__What you need to do__. Which lines in the material below contain the word "argomenti"? Copy each of them.

Collected data:
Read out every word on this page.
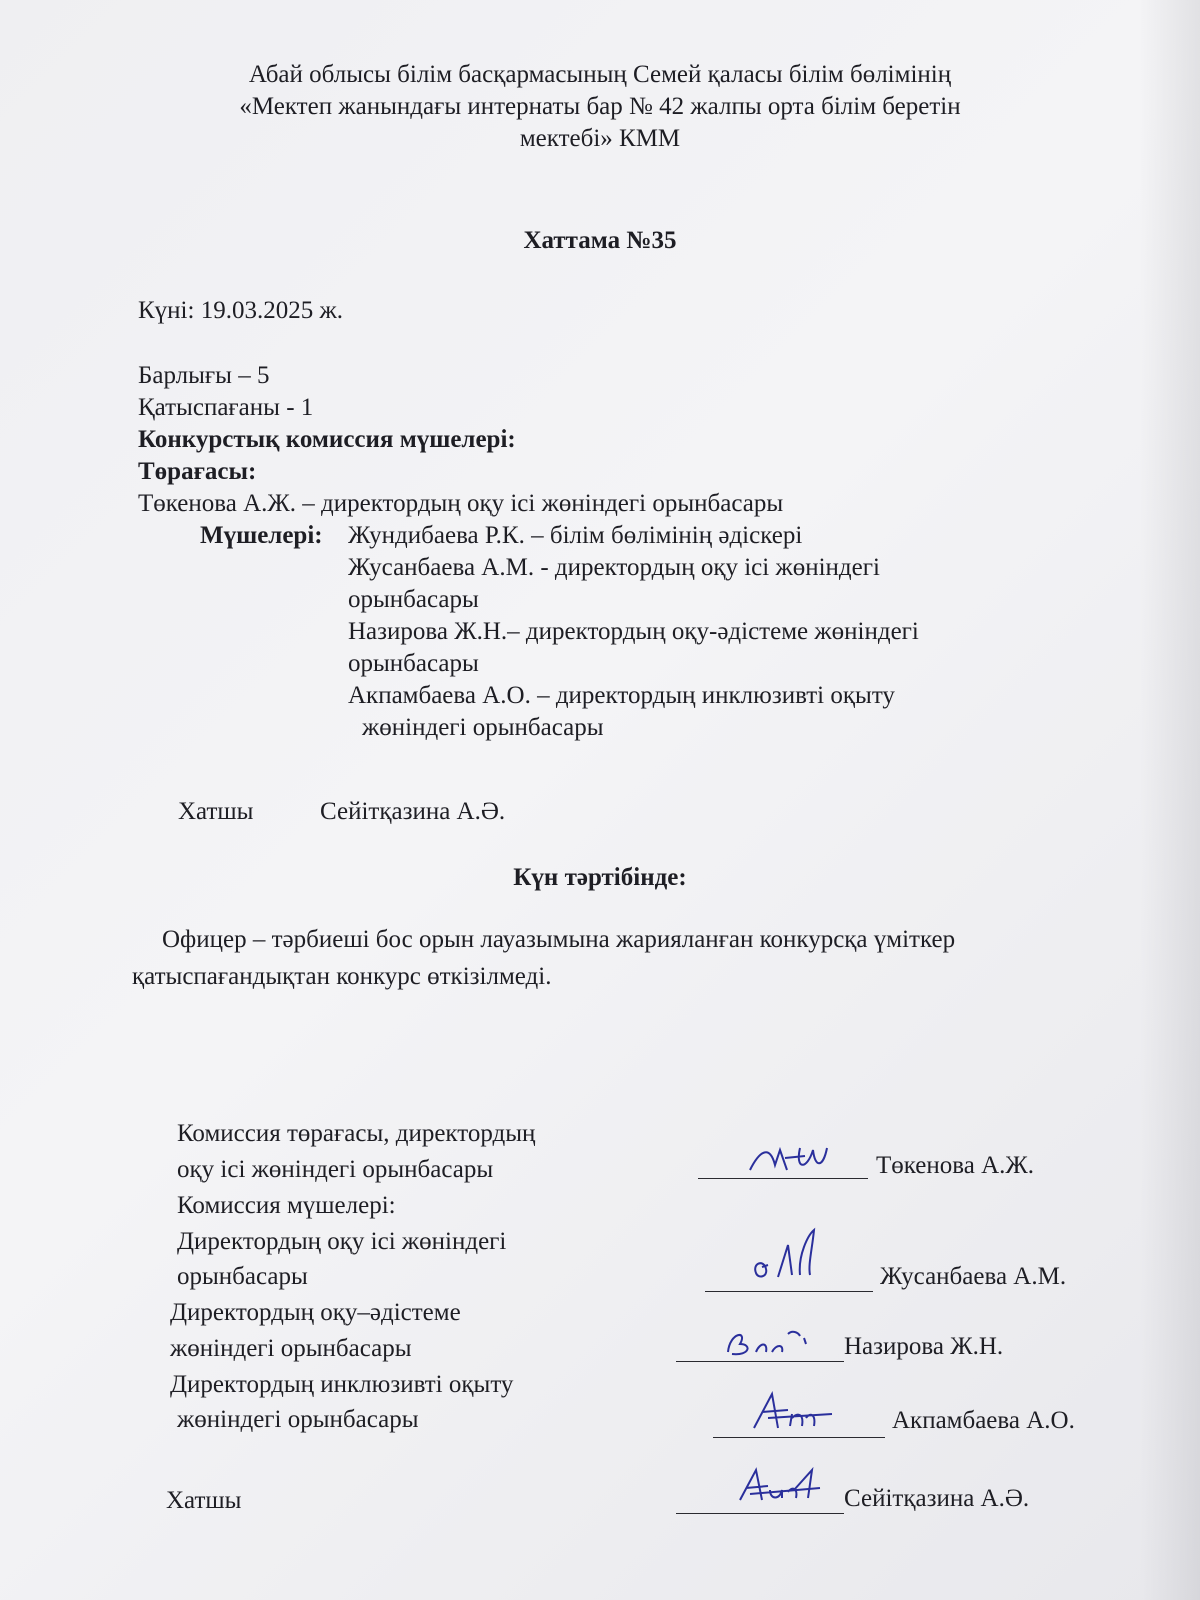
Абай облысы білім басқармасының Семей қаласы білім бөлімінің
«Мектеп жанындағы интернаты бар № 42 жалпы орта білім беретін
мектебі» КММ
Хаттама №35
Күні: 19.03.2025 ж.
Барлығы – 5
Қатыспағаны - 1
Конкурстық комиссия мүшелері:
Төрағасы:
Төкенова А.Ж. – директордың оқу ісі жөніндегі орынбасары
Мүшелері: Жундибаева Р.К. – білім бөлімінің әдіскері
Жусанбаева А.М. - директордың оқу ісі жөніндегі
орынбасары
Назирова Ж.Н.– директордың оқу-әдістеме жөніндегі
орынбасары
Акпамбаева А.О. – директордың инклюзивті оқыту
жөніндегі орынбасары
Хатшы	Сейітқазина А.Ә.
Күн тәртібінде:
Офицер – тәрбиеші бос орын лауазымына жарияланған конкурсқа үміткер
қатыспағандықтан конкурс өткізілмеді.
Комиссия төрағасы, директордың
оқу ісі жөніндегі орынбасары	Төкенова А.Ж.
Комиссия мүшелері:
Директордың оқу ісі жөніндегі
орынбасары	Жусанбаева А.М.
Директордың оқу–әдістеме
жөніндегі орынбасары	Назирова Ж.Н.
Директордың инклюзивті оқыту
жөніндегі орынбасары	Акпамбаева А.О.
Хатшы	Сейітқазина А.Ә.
==
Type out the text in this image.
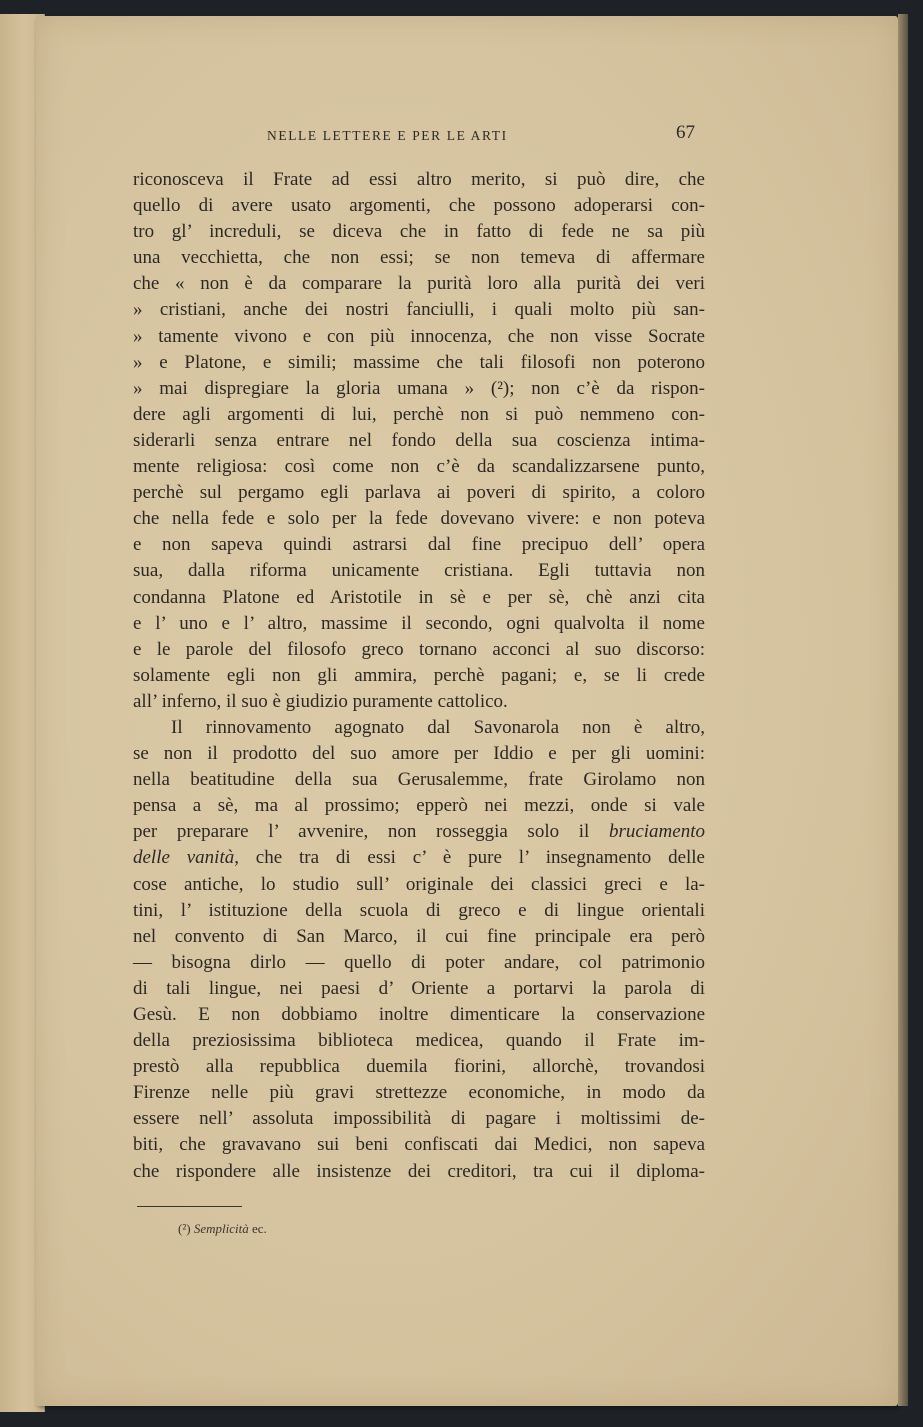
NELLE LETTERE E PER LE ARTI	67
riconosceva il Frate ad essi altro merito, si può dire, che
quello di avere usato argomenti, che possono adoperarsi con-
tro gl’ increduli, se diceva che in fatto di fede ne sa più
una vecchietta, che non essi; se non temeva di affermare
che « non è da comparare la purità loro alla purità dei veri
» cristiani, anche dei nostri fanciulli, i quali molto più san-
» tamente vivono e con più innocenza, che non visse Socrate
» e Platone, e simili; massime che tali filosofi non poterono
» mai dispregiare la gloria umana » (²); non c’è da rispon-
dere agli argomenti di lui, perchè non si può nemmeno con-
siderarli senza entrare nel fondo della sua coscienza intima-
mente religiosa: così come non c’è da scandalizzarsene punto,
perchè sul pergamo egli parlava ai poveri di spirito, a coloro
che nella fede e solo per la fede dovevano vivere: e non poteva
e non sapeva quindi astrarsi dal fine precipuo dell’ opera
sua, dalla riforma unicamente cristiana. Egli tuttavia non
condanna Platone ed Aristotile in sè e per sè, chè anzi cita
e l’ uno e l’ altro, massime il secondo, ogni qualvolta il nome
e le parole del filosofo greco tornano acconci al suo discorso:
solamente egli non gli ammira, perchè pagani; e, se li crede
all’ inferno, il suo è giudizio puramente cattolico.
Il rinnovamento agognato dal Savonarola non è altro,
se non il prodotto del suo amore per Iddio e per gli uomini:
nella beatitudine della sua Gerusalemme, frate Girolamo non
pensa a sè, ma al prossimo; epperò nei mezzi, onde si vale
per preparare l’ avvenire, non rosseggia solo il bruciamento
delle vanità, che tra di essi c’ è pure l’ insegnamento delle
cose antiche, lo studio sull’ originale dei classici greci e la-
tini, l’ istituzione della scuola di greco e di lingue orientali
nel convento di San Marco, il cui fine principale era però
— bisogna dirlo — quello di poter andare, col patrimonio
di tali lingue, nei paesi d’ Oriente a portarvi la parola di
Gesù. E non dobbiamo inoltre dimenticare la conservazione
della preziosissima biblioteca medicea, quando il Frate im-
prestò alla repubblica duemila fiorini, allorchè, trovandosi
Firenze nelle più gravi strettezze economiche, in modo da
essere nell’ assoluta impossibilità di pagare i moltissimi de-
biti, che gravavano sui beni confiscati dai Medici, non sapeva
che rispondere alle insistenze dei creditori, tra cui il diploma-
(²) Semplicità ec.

__Worked answer__.
quello di avere usato argomenti, che possono adoperarsi con-
dere agli argomenti di lui, perchè non si può nemmeno con-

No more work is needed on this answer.